Figure record extracts »
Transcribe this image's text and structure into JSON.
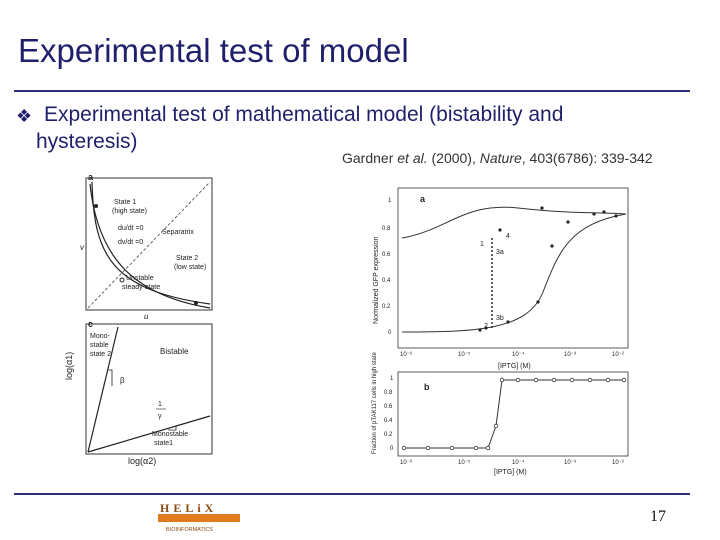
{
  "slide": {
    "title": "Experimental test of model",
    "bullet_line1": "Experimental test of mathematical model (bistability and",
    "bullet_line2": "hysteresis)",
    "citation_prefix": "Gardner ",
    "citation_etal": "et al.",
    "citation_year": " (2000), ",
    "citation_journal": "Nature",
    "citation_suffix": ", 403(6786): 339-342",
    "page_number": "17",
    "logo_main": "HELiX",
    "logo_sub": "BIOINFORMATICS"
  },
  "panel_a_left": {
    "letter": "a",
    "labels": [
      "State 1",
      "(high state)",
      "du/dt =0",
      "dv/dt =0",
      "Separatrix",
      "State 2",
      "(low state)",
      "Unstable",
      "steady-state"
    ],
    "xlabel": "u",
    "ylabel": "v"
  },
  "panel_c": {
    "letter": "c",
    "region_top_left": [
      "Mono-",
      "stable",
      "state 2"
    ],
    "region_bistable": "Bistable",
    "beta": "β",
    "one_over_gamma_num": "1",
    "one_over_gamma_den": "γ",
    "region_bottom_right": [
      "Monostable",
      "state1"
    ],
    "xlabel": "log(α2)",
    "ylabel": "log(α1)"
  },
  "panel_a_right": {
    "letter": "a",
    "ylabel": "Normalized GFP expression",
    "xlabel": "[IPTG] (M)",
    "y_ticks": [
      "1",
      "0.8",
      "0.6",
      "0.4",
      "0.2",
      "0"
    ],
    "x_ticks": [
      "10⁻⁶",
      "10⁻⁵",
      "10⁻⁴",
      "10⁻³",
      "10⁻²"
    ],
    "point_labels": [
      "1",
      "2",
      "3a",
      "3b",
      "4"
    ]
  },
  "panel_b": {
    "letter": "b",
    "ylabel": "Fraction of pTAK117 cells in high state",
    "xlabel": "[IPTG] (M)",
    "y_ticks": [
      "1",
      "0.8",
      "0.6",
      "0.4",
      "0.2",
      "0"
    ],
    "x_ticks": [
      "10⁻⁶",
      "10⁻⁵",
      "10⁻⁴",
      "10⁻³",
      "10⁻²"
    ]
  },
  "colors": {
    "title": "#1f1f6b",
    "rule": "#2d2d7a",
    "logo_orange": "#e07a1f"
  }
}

Task goal »
Retype every record above exactly as written, but leave out the pictures.

Solution to the problem »
Transcribe this image's text and structure into JSON.
{
  "slide": {
    "title": "Experimental test of model",
    "bullet_line1": "Experimental test of mathematical model (bistability and",
    "bullet_line2": "hysteresis)",
    "citation_prefix": "Gardner ",
    "citation_etal": "et al.",
    "citation_year": " (2000), ",
    "citation_journal": "Nature",
    "citation_suffix": ", 403(6786): 339-342",
    "page_number": "17",
    "logo_main": "HELiX",
    "logo_sub": "BIOINFORMATICS"
  },
  "panel_a_left": {
    "letter": "a",
    "labels": [
      "State 1",
      "(high state)",
      "du/dt =0",
      "dv/dt =0",
      "Separatrix",
      "State 2",
      "(low state)",
      "Unstable",
      "steady-state"
    ],
    "xlabel": "u",
    "ylabel": "v"
  },
  "panel_c": {
    "letter": "c",
    "region_top_left": [
      "Mono-",
      "stable",
      "state 2"
    ],
    "region_bistable": "Bistable",
    "beta": "β",
    "one_over_gamma_num": "1",
    "one_over_gamma_den": "γ",
    "region_bottom_right": [
      "Monostable",
      "state1"
    ],
    "xlabel": "log(α2)",
    "ylabel": "log(α1)"
  },
  "panel_a_right": {
    "letter": "a",
    "ylabel": "Normalized GFP expression",
    "xlabel": "[IPTG] (M)",
    "y_ticks": [
      "1",
      "0.8",
      "0.6",
      "0.4",
      "0.2",
      "0"
    ],
    "x_ticks": [
      "10⁻⁶",
      "10⁻⁵",
      "10⁻⁴",
      "10⁻³",
      "10⁻²"
    ],
    "point_labels": [
      "1",
      "2",
      "3a",
      "3b",
      "4"
    ]
  },
  "panel_b": {
    "letter": "b",
    "ylabel": "Fraction of pTAK117 cells in high state",
    "xlabel": "[IPTG] (M)",
    "y_ticks": [
      "1",
      "0.8",
      "0.6",
      "0.4",
      "0.2",
      "0"
    ],
    "x_ticks": [
      "10⁻⁶",
      "10⁻⁵",
      "10⁻⁴",
      "10⁻³",
      "10⁻²"
    ]
  },
  "colors": {
    "title": "#1f1f6b",
    "rule": "#2d2d7a",
    "logo_orange": "#e07a1f"
  }
}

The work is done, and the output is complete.